■ GIVEN EXERCISE 1
Copy the rows verbatim, starting at the first row and ending at the row that contains "chart-title: Photometric offset".

-- TEXT SEGMENT start --

Its also like you'd be trading in one problem for a host of others. I remember doing tests on 1GHz clock chips, and those things had to be absolutely PERFECT in order work correctly on the motherboard. They ate up a lot of power too. However, an asynchronous design would have its own traps. You can design a state machine for it an then minimize the states, but glitches will do a lot more harm on a chip that is running asynchronously. Plus you have to take into account that chips run at different speeds at different temperatures. I think we have a long way to go in the quality of individual electronic components before we can actually implement a modern processor that is asynchronous.
By the way, that Professor's name is John McDonald, and he's here at Rensselaer Polytechnic Institute.
-Montag
Hopefully Sun's "ships" and "flotillas" won't go the way of the Spanish Armada;-) Will this be the new way to measure? "Sure this one has 10k ships, but they're only frigates. Even though this one only has 5k ships, they're all ships of the line."
If brevity is the soul of wit, then how does one explain Twitter?
That sound nice except that it would mean that games would run unplayably fast, since there is no clock to regulate the game speed. How would you write a game (or even a video/audio player) so that it would only run or play at a given speed. I wouldn't want to watch a movie at 20x normal speed just because the hardware is capable of it (though running Final Fantasy 8 for the PSX at 5 times normal would be nice).
withoutxxxx axxxxxxxxxx clockxxxxxx signalxxxxx ,xxxxxxxxxx howxxxxxxxx canxxxxxxxx youxxxxxxxx tellxxxxxxx whenxxxxxxx onexxxxxxxx instruction stopsxxxxxx andxxxxxxxx anotherxxxx beginsxxxxx ?xxxxxxxxxx
Because rephrasing your question as above is what synchronous looks like; every word has to be padded to the longest word length. Asynchronous is like normal written language; words end when they end, not when some 5 char clock says so. Another crude analogy is sync vs async serial comm, except using hoffman(sp?) encoded chars, so async can use variable length chars, but sync has to padd the short ones out to the length of the longest.
I tried underline instead of x but the stupid lameness filter objected/
Infuriate left and right
if we have clockless computers for the desktop, HOW will Intel and AMD market them?
After all, a large quick and dirty rating they have used for decades is the clock speed. Throw that away and what do you have?

-- TEXT SEGMENT end --
-- RECORDS PROVIDED start --

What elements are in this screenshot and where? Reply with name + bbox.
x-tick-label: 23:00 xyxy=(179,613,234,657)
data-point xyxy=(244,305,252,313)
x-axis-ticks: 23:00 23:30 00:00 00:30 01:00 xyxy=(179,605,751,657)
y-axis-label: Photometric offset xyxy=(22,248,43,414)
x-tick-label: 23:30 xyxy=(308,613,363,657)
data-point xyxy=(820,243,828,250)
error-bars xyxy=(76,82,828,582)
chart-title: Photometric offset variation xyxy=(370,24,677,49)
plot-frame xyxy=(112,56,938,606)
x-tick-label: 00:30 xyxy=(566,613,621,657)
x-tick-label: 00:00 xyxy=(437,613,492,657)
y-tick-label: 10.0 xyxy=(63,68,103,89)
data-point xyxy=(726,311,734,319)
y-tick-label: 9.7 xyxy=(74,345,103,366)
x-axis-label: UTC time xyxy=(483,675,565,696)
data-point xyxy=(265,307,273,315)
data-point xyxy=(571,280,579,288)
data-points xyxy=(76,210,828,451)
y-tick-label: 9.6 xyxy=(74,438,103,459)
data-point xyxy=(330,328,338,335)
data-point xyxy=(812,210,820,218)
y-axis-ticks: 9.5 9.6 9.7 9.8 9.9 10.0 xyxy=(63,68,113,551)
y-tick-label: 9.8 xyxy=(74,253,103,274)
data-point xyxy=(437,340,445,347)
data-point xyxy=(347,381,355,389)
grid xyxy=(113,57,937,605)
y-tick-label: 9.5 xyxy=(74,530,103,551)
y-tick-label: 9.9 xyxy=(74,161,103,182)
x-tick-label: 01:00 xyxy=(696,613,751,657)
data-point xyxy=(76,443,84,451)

-- RECORDS PROVIDED end --

■ GIVEN EXERCISE 2
Carry on the forum discussion about clockless processors from its final post.

■ WRITTEN REPLY 1
What elements are in this screenshot and where? Reply with name + bbox.
x-tick-label: 23:00 xyxy=(179,613,234,657)
data-point xyxy=(244,305,252,313)
x-axis-ticks: 23:00 23:30 00:00 00:30 01:00 xyxy=(179,605,751,657)
y-axis-label: Photometric offset xyxy=(22,248,43,414)
x-tick-label: 23:30 xyxy=(308,613,363,657)
data-point xyxy=(820,243,828,250)
error-bars xyxy=(76,82,828,582)
chart-title: Photometric offset variation xyxy=(370,24,677,49)

■ WRITTEN REPLY 2
I can see the panic in their faces now...
"It is a greater offense to steal men's labor, than their clothes"
It would be interesting to see some real-world speed results comparing an asynchronous and synchronous circuit with identical functionality, fab process, transistor size, transistor switching speed, etc.
It's dead accurate. By law, the number of zero crossings on an AC line must be 10368000 every day. If there are too many in the morning, they have to make up for it that afternoon.
But I think an asynchronous computer would still use a RTC to keep track of calendar time. It has to keep time even when it's turned off.
Admit nothing, deny everything and make counter-accusations.
I am just curious. Would the way an asynchronous chip worked dictate anything about the instruction set of the chip? Would it be possible to use today's instruction sets in an asyn chip? Would you have to come up with something different? Would someone writing an asyn compiler have any special issues or optimisation techniques they would have to be aware of that would be inherent to the concept of the asyn chip itself?
Are there any "features" related to the asynchronocity of the chip that it would be possible to add to the assembly language of an asyn chip? Becuase individual sectors of the chip can function independently and not have to synchronize, can you kind of get a multiprocessing-within-a-single-chip effect? I.E. can you create a singular asyn chip split up into separate sectors, each of which functions as if it were an autonomous processor? Can you have one chip concurrently execute single threads?
If the answer to this last question is "yes", do you have to do this by organizing the chip such that the different sectors are basically seperate chips on the same cast, or can you just have it so that the exact borders of the the chip area working on a certain thread at a certain moment is reconfigured dynamically? Would it be possible someday to create a microchip whose internal execution model is somewhat like that of Cilk?
How does asynchronous design fit in with atomic-execution technologies like VLIW and EPIC?
Irritable, left-wing and possibly humorous bumper stickers and t-shirts
A while back I saw a whitepaper on an asynchronous design, but it was being done for low power applicatios. Basically, you had two lines for each bit. Condition 00 wasn't allowed and could be used to detect faults. 10 was one, 01 was zero, and 11 was idle. Nothing would happen until one of the lines dropped, so there was no clock but the CPU still knew when it was time to do something. It was a fully static design where no power was being used unless there was some user interaction. You could run it off a few nanoamps, so a piece of citrus fruit would run it until the fruit rotted. Simple chemistry.
I think this was from Seiko-Epson. I might have the states screwed up but that's the idea.
try this paper. there are others, of course, this is only part of the architecture.
Give me an asynchronous life!!!
The Pentium IV is supposed to be partially clockless, but to the outside world, all the I/O is clocked, making it easy to benchmark. If the I/O, logic, memory, etc., were ALL clockless, how fast is the machine?
Government contracts of big systems are really picky about things like this.
I think marketing will be the most likely problem for this technology. (Interfacing to clocked equipment won't be.)
Somehow I don't think "advocates" is the proper word here. Perhaps the following rule will prevent you from looking like an idiot in the future:
;o)
If you don't know what the word means, DON'T USE IT!
Then again, this implies that you even know what you don't know....
Hic iacet Arthurus, rex quondam rexque futurus.
If you had a completely clockless system running at speed "x," whatever that means, how do you upgrade the same system with chips that are capable of running at "10x" speed?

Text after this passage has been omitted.